Work instructions ▸ A faithful transcription of all the data is required.

Supplied material ▸
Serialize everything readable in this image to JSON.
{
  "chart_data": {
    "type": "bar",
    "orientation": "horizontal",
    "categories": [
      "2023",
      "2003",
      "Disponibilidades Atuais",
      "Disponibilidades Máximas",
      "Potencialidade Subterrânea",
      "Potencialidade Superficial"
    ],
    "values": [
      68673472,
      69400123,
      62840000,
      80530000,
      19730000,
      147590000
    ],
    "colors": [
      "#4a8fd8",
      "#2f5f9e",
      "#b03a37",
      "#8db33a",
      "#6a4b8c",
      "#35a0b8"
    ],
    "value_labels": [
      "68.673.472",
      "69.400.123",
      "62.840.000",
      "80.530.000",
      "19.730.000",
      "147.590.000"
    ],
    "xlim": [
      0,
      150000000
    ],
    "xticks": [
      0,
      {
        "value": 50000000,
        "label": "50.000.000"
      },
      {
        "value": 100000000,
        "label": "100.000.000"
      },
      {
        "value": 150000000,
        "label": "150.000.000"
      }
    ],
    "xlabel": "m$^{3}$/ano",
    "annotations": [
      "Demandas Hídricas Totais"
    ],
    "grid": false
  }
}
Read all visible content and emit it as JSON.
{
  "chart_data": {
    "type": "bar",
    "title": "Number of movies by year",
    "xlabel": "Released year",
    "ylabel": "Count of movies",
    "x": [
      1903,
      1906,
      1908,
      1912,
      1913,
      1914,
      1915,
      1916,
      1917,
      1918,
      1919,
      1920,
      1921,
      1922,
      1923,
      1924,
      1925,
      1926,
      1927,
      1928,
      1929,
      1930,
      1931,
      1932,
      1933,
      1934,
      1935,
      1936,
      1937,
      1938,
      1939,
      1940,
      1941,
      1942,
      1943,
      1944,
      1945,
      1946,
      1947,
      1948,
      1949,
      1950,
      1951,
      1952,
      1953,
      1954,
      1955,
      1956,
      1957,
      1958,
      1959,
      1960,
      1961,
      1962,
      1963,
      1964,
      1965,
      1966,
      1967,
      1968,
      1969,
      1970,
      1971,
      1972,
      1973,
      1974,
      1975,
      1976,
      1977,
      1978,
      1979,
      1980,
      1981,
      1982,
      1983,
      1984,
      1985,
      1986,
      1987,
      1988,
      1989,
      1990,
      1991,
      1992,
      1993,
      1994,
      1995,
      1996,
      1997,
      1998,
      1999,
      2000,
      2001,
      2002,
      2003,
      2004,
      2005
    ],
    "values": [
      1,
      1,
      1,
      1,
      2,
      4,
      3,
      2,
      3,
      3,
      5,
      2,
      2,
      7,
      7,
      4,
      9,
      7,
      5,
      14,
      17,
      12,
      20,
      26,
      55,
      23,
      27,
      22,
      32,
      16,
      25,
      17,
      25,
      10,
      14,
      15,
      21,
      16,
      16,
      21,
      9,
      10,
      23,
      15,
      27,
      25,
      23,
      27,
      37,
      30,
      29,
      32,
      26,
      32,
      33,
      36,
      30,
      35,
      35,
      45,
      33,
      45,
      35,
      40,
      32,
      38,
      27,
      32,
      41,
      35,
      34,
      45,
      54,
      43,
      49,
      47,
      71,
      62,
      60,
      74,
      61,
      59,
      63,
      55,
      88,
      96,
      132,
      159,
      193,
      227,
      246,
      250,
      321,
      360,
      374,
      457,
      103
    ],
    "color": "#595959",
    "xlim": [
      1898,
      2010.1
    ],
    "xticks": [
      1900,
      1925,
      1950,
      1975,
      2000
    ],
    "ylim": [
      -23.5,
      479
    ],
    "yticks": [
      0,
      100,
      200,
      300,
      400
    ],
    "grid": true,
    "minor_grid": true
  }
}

Answer to this problem ▸
Serialize everything readable in this image to JSON.
{
  "chart_data": {
    "type": "bar",
    "orientation": "horizontal",
    "categories": [
      "2023",
      "2003",
      "Disponibilidades Atuais",
      "Disponibilidades Máximas",
      "Potencialidade Subterrânea",
      "Potencialidade Superficial"
    ],
    "values": [
      68673472,
      69400123,
      62840000,
      80530000,
      19730000,
      147590000
    ],
    "colors": [
      "#4a8fd8",
      "#2f5f9e",
      "#b03a37",
      "#8db33a",
      "#6a4b8c",
      "#35a0b8"
    ],
    "value_labels": [
      "68.673.472",
      "69.400.123",
      "62.840.000",
      "80.530.000",
      "19.730.000",
      "147.590.000"
    ],
    "xlim": [
      0,
      150000000
    ],
    "xticks": [
      0,
      {
        "value": 50000000,
        "label": "50.000.000"
      },
      {
        "value": 100000000,
        "label": "100.000.000"
      },
      {
        "value": 150000000,
        "label": "150.000.000"
      }
    ],
    "xlabel": "m$^{3}$/ano",
    "annotations": [
      "Demandas Hídricas Totais"
    ],
    "grid": false
  }
}
Read all visible content and emit it as JSON.
{
  "chart_data": {
    "type": "bar",
    "title": "Number of movies by year",
    "xlabel": "Released year",
    "ylabel": "Count of movies",
    "x": [
      1903,
      1906,
      1908,
      1912,
      1913,
      1914,
      1915,
      1916,
      1917,
      1918,
      1919,
      1920,
      1921,
      1922,
      1923,
      1924,
      1925,
      1926,
      1927,
      1928,
      1929,
      1930,
      1931,
      1932,
      1933,
      1934,
      1935,
      1936,
      1937,
      1938,
      1939,
      1940,
      1941,
      1942,
      1943,
      1944,
      1945,
      1946,
      1947,
      1948,
      1949,
      1950,
      1951,
      1952,
      1953,
      1954,
      1955,
      1956,
      1957,
      1958,
      1959,
      1960,
      1961,
      1962,
      1963,
      1964,
      1965,
      1966,
      1967,
      1968,
      1969,
      1970,
      1971,
      1972,
      1973,
      1974,
      1975,
      1976,
      1977,
      1978,
      1979,
      1980,
      1981,
      1982,
      1983,
      1984,
      1985,
      1986,
      1987,
      1988,
      1989,
      1990,
      1991,
      1992,
      1993,
      1994,
      1995,
      1996,
      1997,
      1998,
      1999,
      2000,
      2001,
      2002,
      2003,
      2004,
      2005
    ],
    "values": [
      1,
      1,
      1,
      1,
      2,
      4,
      3,
      2,
      3,
      3,
      5,
      2,
      2,
      7,
      7,
      4,
      9,
      7,
      5,
      14,
      17,
      12,
      20,
      26,
      55,
      23,
      27,
      22,
      32,
      16,
      25,
      17,
      25,
      10,
      14,
      15,
      21,
      16,
      16,
      21,
      9,
      10,
      23,
      15,
      27,
      25,
      23,
      27,
      37,
      30,
      29,
      32,
      26,
      32,
      33,
      36,
      30,
      35,
      35,
      45,
      33,
      45,
      35,
      40,
      32,
      38,
      27,
      32,
      41,
      35,
      34,
      45,
      54,
      43,
      49,
      47,
      71,
      62,
      60,
      74,
      61,
      59,
      63,
      55,
      88,
      96,
      132,
      159,
      193,
      227,
      246,
      250,
      321,
      360,
      374,
      457,
      103
    ],
    "color": "#595959",
    "xlim": [
      1898,
      2010.1
    ],
    "xticks": [
      1900,
      1925,
      1950,
      1975,
      2000
    ],
    "ylim": [
      -23.5,
      479
    ],
    "yticks": [
      0,
      100,
      200,
      300,
      400
    ],
    "grid": true,
    "minor_grid": true
  }
}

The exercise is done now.